── RECORDS FOR THE EXERCISE

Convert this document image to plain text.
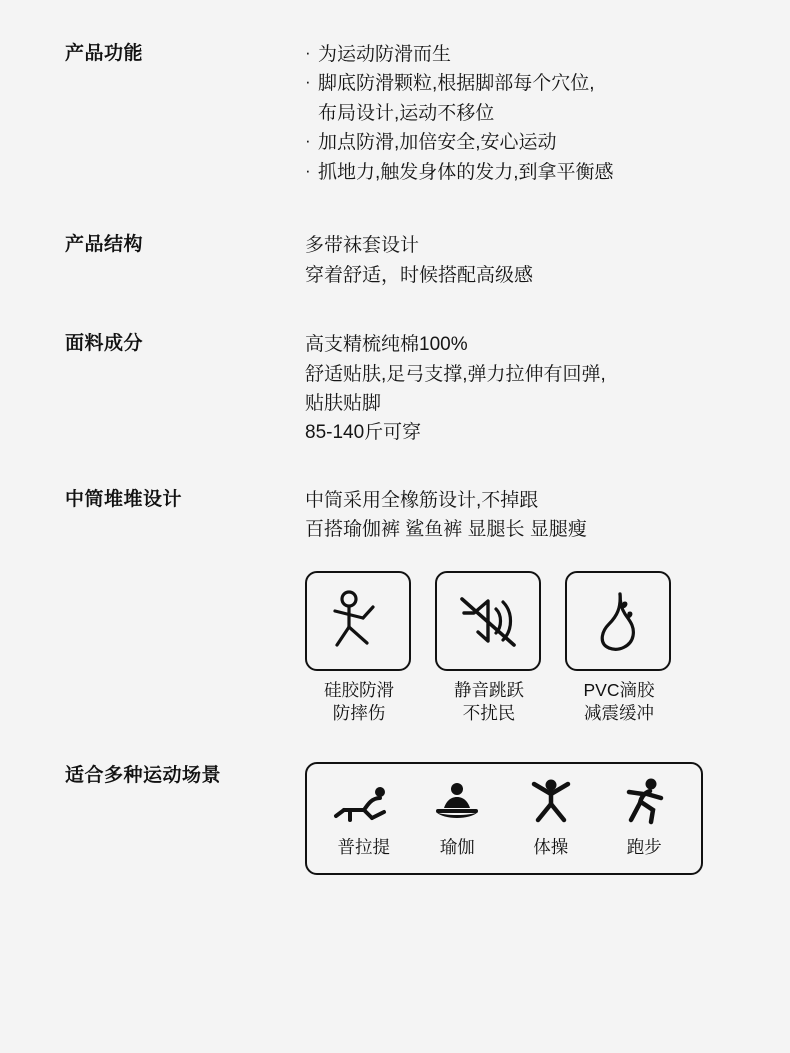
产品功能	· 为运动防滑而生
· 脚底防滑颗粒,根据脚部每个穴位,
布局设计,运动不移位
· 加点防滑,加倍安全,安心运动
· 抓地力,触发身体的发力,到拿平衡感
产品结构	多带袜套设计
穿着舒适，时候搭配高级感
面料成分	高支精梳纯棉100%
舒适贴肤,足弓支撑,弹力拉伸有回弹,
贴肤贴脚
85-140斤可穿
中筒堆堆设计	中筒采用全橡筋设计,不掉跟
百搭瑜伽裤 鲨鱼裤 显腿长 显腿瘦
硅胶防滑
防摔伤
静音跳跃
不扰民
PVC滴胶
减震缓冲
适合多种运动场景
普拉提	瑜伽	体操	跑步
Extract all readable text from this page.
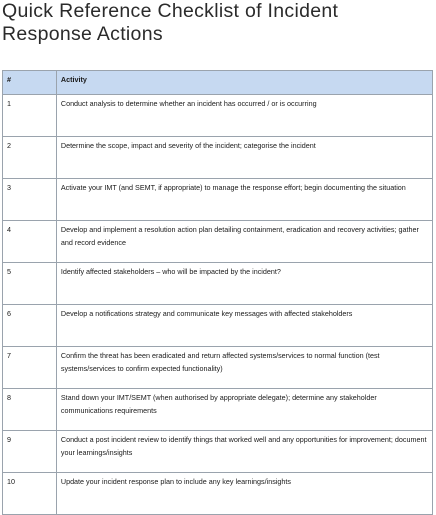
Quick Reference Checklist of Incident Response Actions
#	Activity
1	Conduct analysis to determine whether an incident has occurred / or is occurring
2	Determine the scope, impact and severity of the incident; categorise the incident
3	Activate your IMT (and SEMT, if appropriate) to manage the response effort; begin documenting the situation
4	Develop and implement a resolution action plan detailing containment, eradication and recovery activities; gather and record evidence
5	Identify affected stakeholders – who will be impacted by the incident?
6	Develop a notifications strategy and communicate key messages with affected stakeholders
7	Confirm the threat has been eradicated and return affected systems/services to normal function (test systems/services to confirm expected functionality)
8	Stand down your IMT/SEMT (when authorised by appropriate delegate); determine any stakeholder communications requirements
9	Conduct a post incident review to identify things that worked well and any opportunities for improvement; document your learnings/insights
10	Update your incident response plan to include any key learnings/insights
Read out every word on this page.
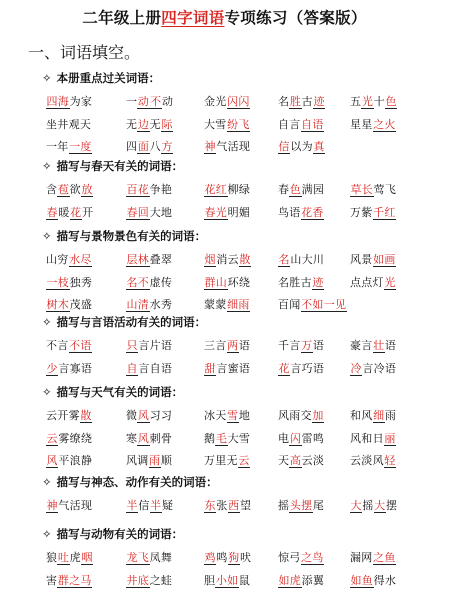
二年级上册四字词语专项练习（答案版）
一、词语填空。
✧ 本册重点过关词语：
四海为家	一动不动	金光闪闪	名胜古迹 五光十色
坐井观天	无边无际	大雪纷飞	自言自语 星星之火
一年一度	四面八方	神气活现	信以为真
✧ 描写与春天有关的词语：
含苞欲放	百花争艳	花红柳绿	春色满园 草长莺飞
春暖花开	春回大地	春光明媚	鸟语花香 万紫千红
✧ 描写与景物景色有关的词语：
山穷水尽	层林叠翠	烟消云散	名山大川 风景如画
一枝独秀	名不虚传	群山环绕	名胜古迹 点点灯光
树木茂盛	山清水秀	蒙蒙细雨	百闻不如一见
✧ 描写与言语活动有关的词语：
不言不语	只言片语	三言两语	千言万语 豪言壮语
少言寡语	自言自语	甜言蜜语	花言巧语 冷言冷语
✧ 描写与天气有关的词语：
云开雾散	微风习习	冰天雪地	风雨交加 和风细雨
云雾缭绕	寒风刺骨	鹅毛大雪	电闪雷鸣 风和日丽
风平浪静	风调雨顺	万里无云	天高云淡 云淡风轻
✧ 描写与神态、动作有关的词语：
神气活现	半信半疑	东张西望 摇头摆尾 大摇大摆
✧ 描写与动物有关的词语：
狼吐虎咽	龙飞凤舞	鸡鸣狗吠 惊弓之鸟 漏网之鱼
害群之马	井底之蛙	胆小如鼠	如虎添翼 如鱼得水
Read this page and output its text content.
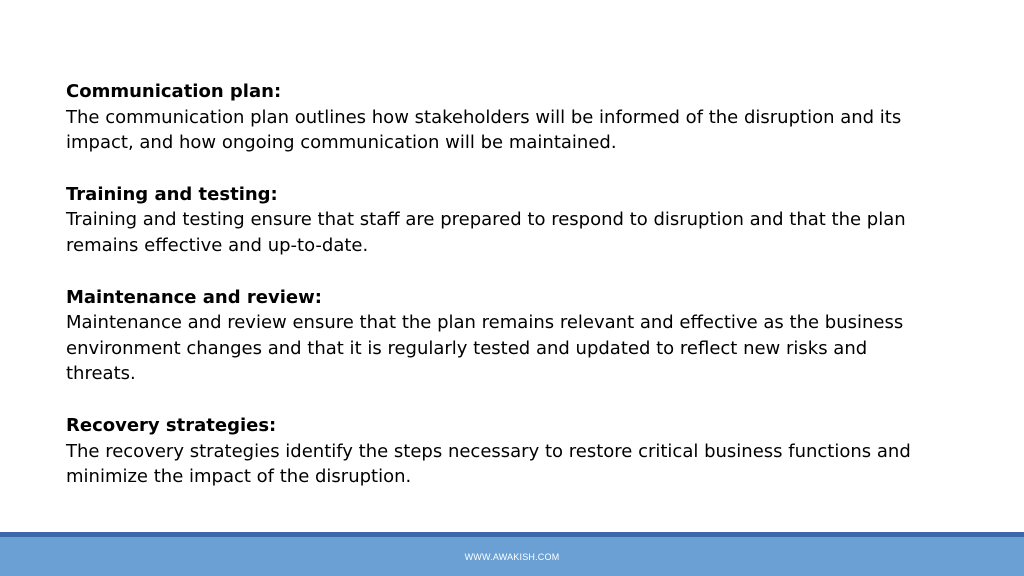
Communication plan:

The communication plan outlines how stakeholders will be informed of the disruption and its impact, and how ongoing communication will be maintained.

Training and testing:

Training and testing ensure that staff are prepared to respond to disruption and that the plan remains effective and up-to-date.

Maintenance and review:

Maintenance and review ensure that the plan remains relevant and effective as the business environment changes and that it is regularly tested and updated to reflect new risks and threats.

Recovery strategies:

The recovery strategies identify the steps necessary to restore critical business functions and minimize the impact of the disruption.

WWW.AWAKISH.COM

────
── RECORDS FOR THE EXERCISE

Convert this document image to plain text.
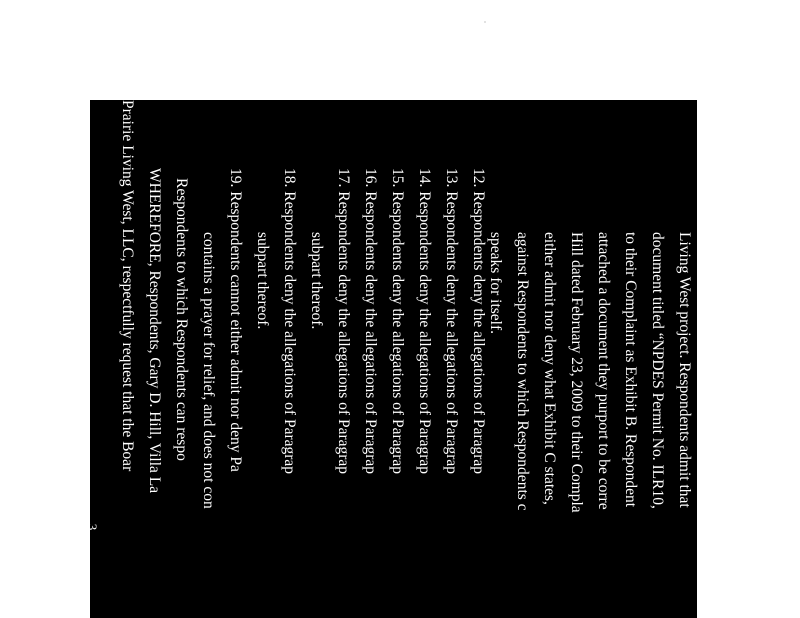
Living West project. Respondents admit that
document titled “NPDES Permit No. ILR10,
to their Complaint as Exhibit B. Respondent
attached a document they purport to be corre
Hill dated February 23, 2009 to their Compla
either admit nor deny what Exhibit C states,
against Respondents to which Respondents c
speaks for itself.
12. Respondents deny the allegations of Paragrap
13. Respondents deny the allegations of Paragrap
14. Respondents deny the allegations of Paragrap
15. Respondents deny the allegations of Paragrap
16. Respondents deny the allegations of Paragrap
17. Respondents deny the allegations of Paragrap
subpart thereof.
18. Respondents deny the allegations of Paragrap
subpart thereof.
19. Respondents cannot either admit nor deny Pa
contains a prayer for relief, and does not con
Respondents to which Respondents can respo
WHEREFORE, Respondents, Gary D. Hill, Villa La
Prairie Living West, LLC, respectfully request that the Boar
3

────

*EXERCISE OBJECTIVE*
Scan the material above. Copy each line that holds the word "will".

*ANSWER TO THE EXERCISE*
5	Identify affected stakeholders – who will be impacted by the incident?
The communication plan outlines how stakeholders will be informed of the disruption and its impact, and how ongoing communication will be maintained.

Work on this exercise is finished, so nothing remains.